▶ _TEXT EXCERPT_
Athanasian Creed

The Christmas octave clarified, and reverence loses out again, starring your favourite whatever-he-is - Sunday 30th of December 2018 to Saturday 5th of January 2019

As part of my vow to try and be more timely in my weekly reviews - and to have proper weekly reviews - I thought I would release one in record time. I hope, as usual, to be brief, but given that I've been hoping for an end to the Bergoglian plague for over 5 years now with no end in sight, be prepared to learn that my hopes do seem to often end in disappointment! Anyway, here goes...

The year starts with what used to be called "The Feast of the Circumcision", but which was renamed to "The Solemnity of Mary" in the Novus Ordo deforms, on the 1st of January. Fr. John Hunwicke has often written about how this is a return to ancient tradition and not a proper novelty, strictly speaking. I have been willing to accept this notion, even though I have had my doubts, given how all the readings of the Mass have to do with the Circumcision and do not even mention the Blessed Virgin Mary. That is even without going into the question of whether reverting to ancient practice would not fall into the heresy of antiquarianism, given there was no particular need for it.

Well, I need not have worried much because Gregory DiPippo over at the beautiful blog Novus Motus Liturgicus had my back covered. He explained in The Ancient Character of the Feast of the Circumcision first of all how stunning it is that historians who ought to know better manage to get this issue wrong despite all evidence to the contrary. He also explained why the confusion came about, and why the feast is not called "The Feast of the Circumcision" until much later: It seems as though in the early Church there were 2 celebrations which fell on that day - none of which were particularly Marian -, these being the Circumcision and the Presentation.

▶ _GIVEN RECORDS_
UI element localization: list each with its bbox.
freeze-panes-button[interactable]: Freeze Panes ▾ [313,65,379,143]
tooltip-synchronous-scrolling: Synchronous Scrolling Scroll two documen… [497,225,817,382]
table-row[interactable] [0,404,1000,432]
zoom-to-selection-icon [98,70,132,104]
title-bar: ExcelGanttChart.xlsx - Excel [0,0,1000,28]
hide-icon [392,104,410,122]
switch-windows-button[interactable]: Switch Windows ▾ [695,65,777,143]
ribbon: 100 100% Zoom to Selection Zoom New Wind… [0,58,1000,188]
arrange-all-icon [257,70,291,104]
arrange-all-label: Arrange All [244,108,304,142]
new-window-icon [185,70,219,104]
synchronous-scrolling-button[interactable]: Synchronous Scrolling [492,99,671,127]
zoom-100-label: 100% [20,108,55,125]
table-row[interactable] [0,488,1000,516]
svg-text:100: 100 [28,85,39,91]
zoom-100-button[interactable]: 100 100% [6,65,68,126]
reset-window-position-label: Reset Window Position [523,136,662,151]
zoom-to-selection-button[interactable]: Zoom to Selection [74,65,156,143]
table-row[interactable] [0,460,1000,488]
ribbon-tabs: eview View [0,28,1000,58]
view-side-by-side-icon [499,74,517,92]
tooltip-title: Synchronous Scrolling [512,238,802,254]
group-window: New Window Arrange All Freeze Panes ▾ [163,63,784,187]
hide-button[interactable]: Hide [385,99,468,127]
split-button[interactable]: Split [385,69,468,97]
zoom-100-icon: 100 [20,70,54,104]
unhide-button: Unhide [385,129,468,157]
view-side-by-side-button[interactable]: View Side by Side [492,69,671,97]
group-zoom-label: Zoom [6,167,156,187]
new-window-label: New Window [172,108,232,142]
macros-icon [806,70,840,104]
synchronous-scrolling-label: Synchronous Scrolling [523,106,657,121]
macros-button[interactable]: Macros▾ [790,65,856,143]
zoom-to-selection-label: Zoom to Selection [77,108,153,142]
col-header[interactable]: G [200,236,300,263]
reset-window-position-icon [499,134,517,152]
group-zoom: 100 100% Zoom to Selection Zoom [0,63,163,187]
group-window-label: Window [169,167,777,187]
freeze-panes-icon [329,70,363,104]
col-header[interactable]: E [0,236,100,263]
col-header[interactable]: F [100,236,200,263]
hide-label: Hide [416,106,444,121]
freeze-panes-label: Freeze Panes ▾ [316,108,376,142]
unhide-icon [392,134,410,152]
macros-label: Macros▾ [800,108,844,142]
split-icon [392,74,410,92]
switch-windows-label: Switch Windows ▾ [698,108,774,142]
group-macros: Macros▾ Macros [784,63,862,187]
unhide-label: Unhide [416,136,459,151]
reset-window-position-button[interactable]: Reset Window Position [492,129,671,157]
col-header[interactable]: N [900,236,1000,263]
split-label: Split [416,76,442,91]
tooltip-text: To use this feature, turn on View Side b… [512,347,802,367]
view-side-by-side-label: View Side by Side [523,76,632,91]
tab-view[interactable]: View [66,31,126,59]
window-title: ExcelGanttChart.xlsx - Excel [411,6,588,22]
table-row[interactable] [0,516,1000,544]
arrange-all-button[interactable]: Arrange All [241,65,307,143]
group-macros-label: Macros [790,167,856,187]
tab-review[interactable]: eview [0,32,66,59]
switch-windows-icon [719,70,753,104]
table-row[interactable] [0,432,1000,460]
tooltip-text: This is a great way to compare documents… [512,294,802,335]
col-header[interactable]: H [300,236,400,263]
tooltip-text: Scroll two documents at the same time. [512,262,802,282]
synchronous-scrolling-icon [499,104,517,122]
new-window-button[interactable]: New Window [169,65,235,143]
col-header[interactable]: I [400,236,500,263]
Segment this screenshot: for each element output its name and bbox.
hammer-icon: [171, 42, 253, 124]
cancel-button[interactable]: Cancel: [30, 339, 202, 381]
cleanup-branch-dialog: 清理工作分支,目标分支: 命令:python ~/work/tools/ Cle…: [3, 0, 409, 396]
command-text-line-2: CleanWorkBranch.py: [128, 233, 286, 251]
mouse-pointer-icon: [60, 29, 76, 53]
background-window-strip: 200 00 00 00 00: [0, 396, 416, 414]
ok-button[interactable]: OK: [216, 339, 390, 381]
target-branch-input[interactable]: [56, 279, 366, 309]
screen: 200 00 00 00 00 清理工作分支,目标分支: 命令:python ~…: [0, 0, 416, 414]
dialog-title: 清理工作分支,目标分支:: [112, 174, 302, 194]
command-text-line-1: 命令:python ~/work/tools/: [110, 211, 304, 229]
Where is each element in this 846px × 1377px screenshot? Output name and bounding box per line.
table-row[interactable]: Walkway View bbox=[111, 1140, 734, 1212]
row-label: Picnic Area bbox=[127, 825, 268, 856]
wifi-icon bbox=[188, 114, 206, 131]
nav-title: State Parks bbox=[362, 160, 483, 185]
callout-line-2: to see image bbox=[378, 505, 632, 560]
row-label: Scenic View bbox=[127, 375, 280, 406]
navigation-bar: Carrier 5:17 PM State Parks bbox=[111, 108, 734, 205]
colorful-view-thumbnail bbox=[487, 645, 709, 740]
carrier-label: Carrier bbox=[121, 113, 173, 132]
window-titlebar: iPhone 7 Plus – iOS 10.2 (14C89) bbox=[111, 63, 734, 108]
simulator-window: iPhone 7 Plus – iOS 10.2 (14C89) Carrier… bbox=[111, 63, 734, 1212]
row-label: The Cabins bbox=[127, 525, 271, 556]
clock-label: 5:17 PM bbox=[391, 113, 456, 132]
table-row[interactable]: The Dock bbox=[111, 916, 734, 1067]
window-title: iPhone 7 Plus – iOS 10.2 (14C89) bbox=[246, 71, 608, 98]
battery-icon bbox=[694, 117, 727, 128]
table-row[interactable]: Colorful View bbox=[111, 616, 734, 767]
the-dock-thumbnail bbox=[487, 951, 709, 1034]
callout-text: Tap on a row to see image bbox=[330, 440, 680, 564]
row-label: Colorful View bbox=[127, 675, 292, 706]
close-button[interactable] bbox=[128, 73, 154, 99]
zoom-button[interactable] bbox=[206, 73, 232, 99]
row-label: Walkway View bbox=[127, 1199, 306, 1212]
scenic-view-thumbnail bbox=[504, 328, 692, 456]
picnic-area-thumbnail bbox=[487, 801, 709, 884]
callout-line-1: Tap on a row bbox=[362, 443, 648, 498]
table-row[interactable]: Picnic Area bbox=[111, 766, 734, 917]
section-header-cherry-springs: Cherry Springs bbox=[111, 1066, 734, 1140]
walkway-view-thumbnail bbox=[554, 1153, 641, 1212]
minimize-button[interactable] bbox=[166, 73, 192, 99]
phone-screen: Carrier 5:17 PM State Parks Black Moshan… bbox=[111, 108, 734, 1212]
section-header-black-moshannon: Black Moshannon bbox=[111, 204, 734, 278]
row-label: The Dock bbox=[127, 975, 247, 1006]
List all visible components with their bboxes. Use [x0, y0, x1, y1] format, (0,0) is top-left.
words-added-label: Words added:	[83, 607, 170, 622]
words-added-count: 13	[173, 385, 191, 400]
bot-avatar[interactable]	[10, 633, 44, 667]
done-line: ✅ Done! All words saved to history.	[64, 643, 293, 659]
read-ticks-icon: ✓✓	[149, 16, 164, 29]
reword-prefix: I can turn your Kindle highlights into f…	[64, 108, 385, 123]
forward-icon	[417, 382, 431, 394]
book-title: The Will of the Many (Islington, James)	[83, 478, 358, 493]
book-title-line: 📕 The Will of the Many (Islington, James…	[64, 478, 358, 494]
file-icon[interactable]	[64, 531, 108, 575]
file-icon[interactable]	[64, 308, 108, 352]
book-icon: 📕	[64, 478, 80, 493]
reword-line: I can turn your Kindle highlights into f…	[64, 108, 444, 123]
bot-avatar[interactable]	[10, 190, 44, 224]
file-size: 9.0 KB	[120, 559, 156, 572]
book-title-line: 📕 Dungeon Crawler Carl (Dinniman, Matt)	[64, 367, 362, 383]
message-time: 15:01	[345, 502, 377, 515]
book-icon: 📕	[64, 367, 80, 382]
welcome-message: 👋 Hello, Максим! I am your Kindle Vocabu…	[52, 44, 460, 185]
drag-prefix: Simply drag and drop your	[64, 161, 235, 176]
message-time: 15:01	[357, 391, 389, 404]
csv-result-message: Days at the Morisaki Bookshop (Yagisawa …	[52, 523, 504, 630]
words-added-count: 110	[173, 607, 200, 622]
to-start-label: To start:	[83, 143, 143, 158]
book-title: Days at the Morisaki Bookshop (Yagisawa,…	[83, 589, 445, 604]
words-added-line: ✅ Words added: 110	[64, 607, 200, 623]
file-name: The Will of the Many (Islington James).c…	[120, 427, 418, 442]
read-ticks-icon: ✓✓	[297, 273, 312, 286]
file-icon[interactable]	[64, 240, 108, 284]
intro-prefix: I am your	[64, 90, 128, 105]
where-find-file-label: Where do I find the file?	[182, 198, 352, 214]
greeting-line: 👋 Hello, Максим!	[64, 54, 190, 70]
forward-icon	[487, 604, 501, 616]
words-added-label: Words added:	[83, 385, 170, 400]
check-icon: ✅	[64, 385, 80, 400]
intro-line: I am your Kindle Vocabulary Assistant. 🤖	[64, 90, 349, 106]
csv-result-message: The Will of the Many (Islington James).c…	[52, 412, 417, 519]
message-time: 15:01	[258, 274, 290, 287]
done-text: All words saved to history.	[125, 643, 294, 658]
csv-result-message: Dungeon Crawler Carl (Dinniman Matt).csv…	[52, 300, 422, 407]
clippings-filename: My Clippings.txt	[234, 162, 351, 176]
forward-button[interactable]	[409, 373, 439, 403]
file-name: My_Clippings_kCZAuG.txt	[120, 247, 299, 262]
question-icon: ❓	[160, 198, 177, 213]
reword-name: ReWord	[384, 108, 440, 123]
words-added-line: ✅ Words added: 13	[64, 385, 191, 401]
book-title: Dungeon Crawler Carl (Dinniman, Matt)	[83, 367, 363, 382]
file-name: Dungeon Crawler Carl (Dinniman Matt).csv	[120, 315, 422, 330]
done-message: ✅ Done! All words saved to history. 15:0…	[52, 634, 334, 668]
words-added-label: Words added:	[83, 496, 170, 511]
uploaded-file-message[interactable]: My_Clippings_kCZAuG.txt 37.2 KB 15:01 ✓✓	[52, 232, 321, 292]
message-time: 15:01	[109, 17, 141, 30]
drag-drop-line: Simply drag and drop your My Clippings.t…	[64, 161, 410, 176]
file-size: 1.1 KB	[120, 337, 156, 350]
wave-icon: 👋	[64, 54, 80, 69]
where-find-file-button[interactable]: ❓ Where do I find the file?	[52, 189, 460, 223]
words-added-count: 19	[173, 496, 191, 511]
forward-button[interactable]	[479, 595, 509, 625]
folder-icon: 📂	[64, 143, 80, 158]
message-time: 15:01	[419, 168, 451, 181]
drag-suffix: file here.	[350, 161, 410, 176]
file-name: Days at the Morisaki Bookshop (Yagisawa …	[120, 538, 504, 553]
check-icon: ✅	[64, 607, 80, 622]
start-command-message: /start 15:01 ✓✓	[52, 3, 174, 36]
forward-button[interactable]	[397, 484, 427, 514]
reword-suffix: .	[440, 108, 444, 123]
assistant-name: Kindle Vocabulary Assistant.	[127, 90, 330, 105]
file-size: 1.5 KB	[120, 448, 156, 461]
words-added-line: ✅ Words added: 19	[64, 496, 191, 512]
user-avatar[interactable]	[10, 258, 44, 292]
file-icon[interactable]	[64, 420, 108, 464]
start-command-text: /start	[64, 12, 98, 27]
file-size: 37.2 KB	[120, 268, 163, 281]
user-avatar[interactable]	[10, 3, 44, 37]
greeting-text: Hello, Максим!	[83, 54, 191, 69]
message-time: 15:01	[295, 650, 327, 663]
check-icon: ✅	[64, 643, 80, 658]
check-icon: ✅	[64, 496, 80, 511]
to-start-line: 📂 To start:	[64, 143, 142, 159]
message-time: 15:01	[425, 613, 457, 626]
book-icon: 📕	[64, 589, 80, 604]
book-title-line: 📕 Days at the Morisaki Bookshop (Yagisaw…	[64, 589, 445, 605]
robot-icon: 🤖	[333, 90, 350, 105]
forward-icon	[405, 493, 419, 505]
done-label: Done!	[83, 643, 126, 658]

▶ _INSTRUCTIONS TO FOLLOW_
Can you retype the whole Athanasian Creed post from above, word for word?

▶ _ANSWER TO THE EXERCISE_
Athanasian Creed

The Christmas octave clarified, and reverence loses out again, starring your favourite whatever-he-is - Sunday 30th of December 2018 to Saturday 5th of January 2019

As part of my vow to try and be more timely in my weekly reviews - and to have proper weekly reviews - I thought I would release one in record time. I hope, as usual, to be brief, but given that I've been hoping for an end to the Bergoglian plague for over 5 years now with no end in sight, be prepared to learn that my hopes do seem to often end in disappointment! Anyway, here goes...

The year starts with what used to be called "The Feast of the Circumcision", but which was renamed to "The Solemnity of Mary" in the Novus Ordo deforms, on the 1st of January. Fr. John Hunwicke has often written about how this is a return to ancient tradition and not a proper novelty, strictly speaking. I have been willing to accept this notion, even though I have had my doubts, given how all the readings of the Mass have to do with the Circumcision and do not even mention the Blessed Virgin Mary. That is even without going into the question of whether reverting to ancient practice would not fall into the heresy of antiquarianism, given there was no particular need for it.

Well, I need not have worried much because Gregory DiPippo over at the beautiful blog Novus Motus Liturgicus had my back covered. He explained in The Ancient Character of the Feast of the Circumcision first of all how stunning it is that historians who ought to know better manage to get this issue wrong despite all evidence to the contrary. He also explained why the confusion came about, and why the feast is not called "The Feast of the Circumcision" until much later: It seems as though in the early Church there were 2 celebrations which fell on that day - none of which were particularly Marian -, these being the Circumcision and the Presentation.